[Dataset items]
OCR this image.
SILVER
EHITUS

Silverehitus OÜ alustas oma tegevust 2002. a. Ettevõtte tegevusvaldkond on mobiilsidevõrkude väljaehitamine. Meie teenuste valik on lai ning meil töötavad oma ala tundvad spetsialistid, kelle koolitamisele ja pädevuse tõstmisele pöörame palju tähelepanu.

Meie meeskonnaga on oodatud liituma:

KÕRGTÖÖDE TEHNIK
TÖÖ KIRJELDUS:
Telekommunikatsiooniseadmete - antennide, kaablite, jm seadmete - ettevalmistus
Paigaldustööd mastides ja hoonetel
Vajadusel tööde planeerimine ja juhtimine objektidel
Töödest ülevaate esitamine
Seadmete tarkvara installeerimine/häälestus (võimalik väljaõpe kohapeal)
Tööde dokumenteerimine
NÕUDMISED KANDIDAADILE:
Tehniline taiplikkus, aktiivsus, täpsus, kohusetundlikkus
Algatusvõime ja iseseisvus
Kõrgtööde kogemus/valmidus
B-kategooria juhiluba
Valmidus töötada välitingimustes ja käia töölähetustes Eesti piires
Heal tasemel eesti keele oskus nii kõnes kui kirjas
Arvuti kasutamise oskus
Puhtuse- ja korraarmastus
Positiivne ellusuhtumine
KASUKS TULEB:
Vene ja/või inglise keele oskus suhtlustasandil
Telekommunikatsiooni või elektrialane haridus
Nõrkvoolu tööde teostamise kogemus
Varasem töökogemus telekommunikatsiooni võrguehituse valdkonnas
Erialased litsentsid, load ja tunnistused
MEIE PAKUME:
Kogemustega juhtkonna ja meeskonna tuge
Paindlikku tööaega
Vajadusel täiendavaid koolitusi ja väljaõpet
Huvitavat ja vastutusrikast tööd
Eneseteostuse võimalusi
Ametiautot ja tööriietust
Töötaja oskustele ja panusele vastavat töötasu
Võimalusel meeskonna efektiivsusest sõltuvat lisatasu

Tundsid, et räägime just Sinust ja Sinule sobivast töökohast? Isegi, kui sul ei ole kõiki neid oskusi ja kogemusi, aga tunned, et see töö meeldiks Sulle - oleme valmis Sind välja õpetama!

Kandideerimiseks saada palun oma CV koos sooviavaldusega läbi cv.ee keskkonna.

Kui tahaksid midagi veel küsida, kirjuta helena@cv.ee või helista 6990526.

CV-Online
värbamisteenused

*Exercise*: Transcribe the material exactly as it reads.

*Exercise solution*:
OCR this image.
SILVER
EHITUS

Silverehitus OÜ alustas oma tegevust 2002. a. Ettevõtte tegevusvaldkond on mobiilsidevõrkude väljaehitamine. Meie teenuste valik on lai ning meil töötavad oma ala tundvad spetsialistid, kelle koolitamisele ja pädevuse tõstmisele pöörame palju tähelepanu.

Meie meeskonnaga on oodatud liituma:

KÕRGTÖÖDE TEHNIK
TÖÖ KIRJELDUS:
Telekommunikatsiooniseadmete - antennide, kaablite, jm seadmete - ettevalmistus
Paigaldustööd mastides ja hoonetel
Vajadusel tööde planeerimine ja juhtimine objektidel
Töödest ülevaate esitamine
Seadmete tarkvara installeerimine/häälestus (võimalik väljaõpe kohapeal)
Tööde dokumenteerimine
NÕUDMISED KANDIDAADILE:
Tehniline taiplikkus, aktiivsus, täpsus, kohusetundlikkus
Algatusvõime ja iseseisvus
Kõrgtööde kogemus/valmidus
B-kategooria juhiluba
Valmidus töötada välitingimustes ja käia töölähetustes Eesti piires
Heal tasemel eesti keele oskus nii kõnes kui kirjas
Arvuti kasutamise oskus
Puhtuse- ja korraarmastus
Positiivne ellusuhtumine
KASUKS TULEB:
Vene ja/või inglise keele oskus suhtlustasandil
Telekommunikatsiooni või elektrialane haridus
Nõrkvoolu tööde teostamise kogemus
Varasem töökogemus telekommunikatsiooni võrguehituse valdkonnas
Erialased litsentsid, load ja tunnistused
MEIE PAKUME:
Kogemustega juhtkonna ja meeskonna tuge
Paindlikku tööaega
Vajadusel täiendavaid koolitusi ja väljaõpet
Huvitavat ja vastutusrikast tööd
Eneseteostuse võimalusi
Ametiautot ja tööriietust
Töötaja oskustele ja panusele vastavat töötasu
Võimalusel meeskonna efektiivsusest sõltuvat lisatasu

Tundsid, et räägime just Sinust ja Sinule sobivast töökohast? Isegi, kui sul ei ole kõiki neid oskusi ja kogemusi, aga tunned, et see töö meeldiks Sulle - oleme valmis Sind välja õpetama!

Kandideerimiseks saada palun oma CV koos sooviavaldusega läbi cv.ee keskkonna.

Kui tahaksid midagi veel küsida, kirjuta helena@cv.ee või helista 6990526.

CV-Online
värbamisteenused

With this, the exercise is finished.